(Excerpts from a figure dataset)
• • • •
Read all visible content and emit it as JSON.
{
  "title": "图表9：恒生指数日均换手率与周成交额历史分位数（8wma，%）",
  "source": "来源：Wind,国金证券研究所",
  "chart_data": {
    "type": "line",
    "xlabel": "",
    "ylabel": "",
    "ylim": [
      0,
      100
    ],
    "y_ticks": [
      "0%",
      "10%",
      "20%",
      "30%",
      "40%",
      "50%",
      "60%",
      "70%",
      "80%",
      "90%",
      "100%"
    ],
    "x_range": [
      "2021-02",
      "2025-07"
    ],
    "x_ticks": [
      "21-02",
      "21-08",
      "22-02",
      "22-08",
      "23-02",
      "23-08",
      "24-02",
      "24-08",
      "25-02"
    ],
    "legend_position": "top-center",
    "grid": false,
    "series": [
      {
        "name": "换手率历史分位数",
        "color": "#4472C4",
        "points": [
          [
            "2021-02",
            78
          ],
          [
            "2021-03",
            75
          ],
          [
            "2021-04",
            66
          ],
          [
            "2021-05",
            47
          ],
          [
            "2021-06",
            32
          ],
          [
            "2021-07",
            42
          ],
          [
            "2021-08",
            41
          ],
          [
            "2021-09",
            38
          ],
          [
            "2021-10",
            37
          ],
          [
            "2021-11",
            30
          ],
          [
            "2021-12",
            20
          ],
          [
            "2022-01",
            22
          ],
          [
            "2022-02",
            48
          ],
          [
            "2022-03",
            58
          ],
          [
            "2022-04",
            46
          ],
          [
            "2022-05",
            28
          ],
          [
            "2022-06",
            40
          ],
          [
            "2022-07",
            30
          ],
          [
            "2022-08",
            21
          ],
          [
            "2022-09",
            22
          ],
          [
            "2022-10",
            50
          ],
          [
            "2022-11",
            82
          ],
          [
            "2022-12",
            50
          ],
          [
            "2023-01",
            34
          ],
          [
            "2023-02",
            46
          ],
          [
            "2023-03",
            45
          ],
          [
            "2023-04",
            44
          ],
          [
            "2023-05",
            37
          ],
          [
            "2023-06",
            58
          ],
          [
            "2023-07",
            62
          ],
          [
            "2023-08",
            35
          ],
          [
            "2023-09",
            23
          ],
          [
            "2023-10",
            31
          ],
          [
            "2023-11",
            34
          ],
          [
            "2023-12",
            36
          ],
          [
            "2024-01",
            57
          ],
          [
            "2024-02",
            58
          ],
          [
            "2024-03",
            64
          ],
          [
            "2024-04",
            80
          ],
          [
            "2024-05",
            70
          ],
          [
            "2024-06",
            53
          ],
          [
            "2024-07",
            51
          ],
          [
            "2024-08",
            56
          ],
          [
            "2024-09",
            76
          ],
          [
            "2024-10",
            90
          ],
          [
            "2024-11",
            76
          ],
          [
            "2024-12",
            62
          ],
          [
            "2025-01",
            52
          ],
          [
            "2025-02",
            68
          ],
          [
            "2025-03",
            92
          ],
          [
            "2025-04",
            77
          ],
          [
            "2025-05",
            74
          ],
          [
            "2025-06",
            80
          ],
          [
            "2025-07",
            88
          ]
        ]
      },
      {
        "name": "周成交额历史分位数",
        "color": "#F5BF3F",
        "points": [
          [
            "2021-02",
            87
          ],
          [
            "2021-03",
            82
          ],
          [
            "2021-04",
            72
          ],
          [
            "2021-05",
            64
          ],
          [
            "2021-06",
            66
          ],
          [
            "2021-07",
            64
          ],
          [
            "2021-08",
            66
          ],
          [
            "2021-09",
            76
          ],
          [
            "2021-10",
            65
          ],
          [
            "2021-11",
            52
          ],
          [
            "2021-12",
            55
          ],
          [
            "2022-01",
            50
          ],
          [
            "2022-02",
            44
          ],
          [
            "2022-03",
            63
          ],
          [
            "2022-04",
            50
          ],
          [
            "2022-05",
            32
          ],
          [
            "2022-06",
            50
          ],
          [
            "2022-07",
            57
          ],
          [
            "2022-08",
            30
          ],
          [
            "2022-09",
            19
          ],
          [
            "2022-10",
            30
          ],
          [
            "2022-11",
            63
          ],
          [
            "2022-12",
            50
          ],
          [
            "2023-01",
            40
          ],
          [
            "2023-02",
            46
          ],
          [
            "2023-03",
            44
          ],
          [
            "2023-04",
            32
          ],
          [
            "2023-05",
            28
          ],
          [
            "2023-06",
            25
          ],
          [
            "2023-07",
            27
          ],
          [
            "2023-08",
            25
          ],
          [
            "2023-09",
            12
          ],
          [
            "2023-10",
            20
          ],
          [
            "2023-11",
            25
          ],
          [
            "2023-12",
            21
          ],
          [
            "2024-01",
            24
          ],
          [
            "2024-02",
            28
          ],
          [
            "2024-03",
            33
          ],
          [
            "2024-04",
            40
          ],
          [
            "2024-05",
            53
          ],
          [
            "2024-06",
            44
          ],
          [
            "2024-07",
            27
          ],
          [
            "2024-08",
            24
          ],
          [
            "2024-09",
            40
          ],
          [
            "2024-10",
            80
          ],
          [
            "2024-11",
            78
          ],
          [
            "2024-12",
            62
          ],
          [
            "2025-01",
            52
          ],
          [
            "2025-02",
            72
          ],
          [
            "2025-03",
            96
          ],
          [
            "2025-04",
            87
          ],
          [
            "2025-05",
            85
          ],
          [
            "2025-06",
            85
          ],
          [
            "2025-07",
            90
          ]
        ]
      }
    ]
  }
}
• • • •
EXERCISE REQUIREMENTS » Each record above should be output again exactly.

WRITTEN REPLY »
Read all visible content and emit it as JSON.
{
  "title": "图表9：恒生指数日均换手率与周成交额历史分位数（8wma，%）",
  "source": "来源：Wind,国金证券研究所",
  "chart_data": {
    "type": "line",
    "xlabel": "",
    "ylabel": "",
    "ylim": [
      0,
      100
    ],
    "y_ticks": [
      "0%",
      "10%",
      "20%",
      "30%",
      "40%",
      "50%",
      "60%",
      "70%",
      "80%",
      "90%",
      "100%"
    ],
    "x_range": [
      "2021-02",
      "2025-07"
    ],
    "x_ticks": [
      "21-02",
      "21-08",
      "22-02",
      "22-08",
      "23-02",
      "23-08",
      "24-02",
      "24-08",
      "25-02"
    ],
    "legend_position": "top-center",
    "grid": false,
    "series": [
      {
        "name": "换手率历史分位数",
        "color": "#4472C4",
        "points": [
          [
            "2021-02",
            78
          ],
          [
            "2021-03",
            75
          ],
          [
            "2021-04",
            66
          ],
          [
            "2021-05",
            47
          ],
          [
            "2021-06",
            32
          ],
          [
            "2021-07",
            42
          ],
          [
            "2021-08",
            41
          ],
          [
            "2021-09",
            38
          ],
          [
            "2021-10",
            37
          ],
          [
            "2021-11",
            30
          ],
          [
            "2021-12",
            20
          ],
          [
            "2022-01",
            22
          ],
          [
            "2022-02",
            48
          ],
          [
            "2022-03",
            58
          ],
          [
            "2022-04",
            46
          ],
          [
            "2022-05",
            28
          ],
          [
            "2022-06",
            40
          ],
          [
            "2022-07",
            30
          ],
          [
            "2022-08",
            21
          ],
          [
            "2022-09",
            22
          ],
          [
            "2022-10",
            50
          ],
          [
            "2022-11",
            82
          ],
          [
            "2022-12",
            50
          ],
          [
            "2023-01",
            34
          ],
          [
            "2023-02",
            46
          ],
          [
            "2023-03",
            45
          ],
          [
            "2023-04",
            44
          ],
          [
            "2023-05",
            37
          ],
          [
            "2023-06",
            58
          ],
          [
            "2023-07",
            62
          ],
          [
            "2023-08",
            35
          ],
          [
            "2023-09",
            23
          ],
          [
            "2023-10",
            31
          ],
          [
            "2023-11",
            34
          ],
          [
            "2023-12",
            36
          ],
          [
            "2024-01",
            57
          ],
          [
            "2024-02",
            58
          ],
          [
            "2024-03",
            64
          ],
          [
            "2024-04",
            80
          ],
          [
            "2024-05",
            70
          ],
          [
            "2024-06",
            53
          ],
          [
            "2024-07",
            51
          ],
          [
            "2024-08",
            56
          ],
          [
            "2024-09",
            76
          ],
          [
            "2024-10",
            90
          ],
          [
            "2024-11",
            76
          ],
          [
            "2024-12",
            62
          ],
          [
            "2025-01",
            52
          ],
          [
            "2025-02",
            68
          ],
          [
            "2025-03",
            92
          ],
          [
            "2025-04",
            77
          ],
          [
            "2025-05",
            74
          ],
          [
            "2025-06",
            80
          ],
          [
            "2025-07",
            88
          ]
        ]
      },
      {
        "name": "周成交额历史分位数",
        "color": "#F5BF3F",
        "points": [
          [
            "2021-02",
            87
          ],
          [
            "2021-03",
            82
          ],
          [
            "2021-04",
            72
          ],
          [
            "2021-05",
            64
          ],
          [
            "2021-06",
            66
          ],
          [
            "2021-07",
            64
          ],
          [
            "2021-08",
            66
          ],
          [
            "2021-09",
            76
          ],
          [
            "2021-10",
            65
          ],
          [
            "2021-11",
            52
          ],
          [
            "2021-12",
            55
          ],
          [
            "2022-01",
            50
          ],
          [
            "2022-02",
            44
          ],
          [
            "2022-03",
            63
          ],
          [
            "2022-04",
            50
          ],
          [
            "2022-05",
            32
          ],
          [
            "2022-06",
            50
          ],
          [
            "2022-07",
            57
          ],
          [
            "2022-08",
            30
          ],
          [
            "2022-09",
            19
          ],
          [
            "2022-10",
            30
          ],
          [
            "2022-11",
            63
          ],
          [
            "2022-12",
            50
          ],
          [
            "2023-01",
            40
          ],
          [
            "2023-02",
            46
          ],
          [
            "2023-03",
            44
          ],
          [
            "2023-04",
            32
          ],
          [
            "2023-05",
            28
          ],
          [
            "2023-06",
            25
          ],
          [
            "2023-07",
            27
          ],
          [
            "2023-08",
            25
          ],
          [
            "2023-09",
            12
          ],
          [
            "2023-10",
            20
          ],
          [
            "2023-11",
            25
          ],
          [
            "2023-12",
            21
          ],
          [
            "2024-01",
            24
          ],
          [
            "2024-02",
            28
          ],
          [
            "2024-03",
            33
          ],
          [
            "2024-04",
            40
          ],
          [
            "2024-05",
            53
          ],
          [
            "2024-06",
            44
          ],
          [
            "2024-07",
            27
          ],
          [
            "2024-08",
            24
          ],
          [
            "2024-09",
            40
          ],
          [
            "2024-10",
            80
          ],
          [
            "2024-11",
            78
          ],
          [
            "2024-12",
            62
          ],
          [
            "2025-01",
            52
          ],
          [
            "2025-02",
            72
          ],
          [
            "2025-03",
            96
          ],
          [
            "2025-04",
            87
          ],
          [
            "2025-05",
            85
          ],
          [
            "2025-06",
            85
          ],
          [
            "2025-07",
            90
          ]
        ]
      }
    ]
  }
}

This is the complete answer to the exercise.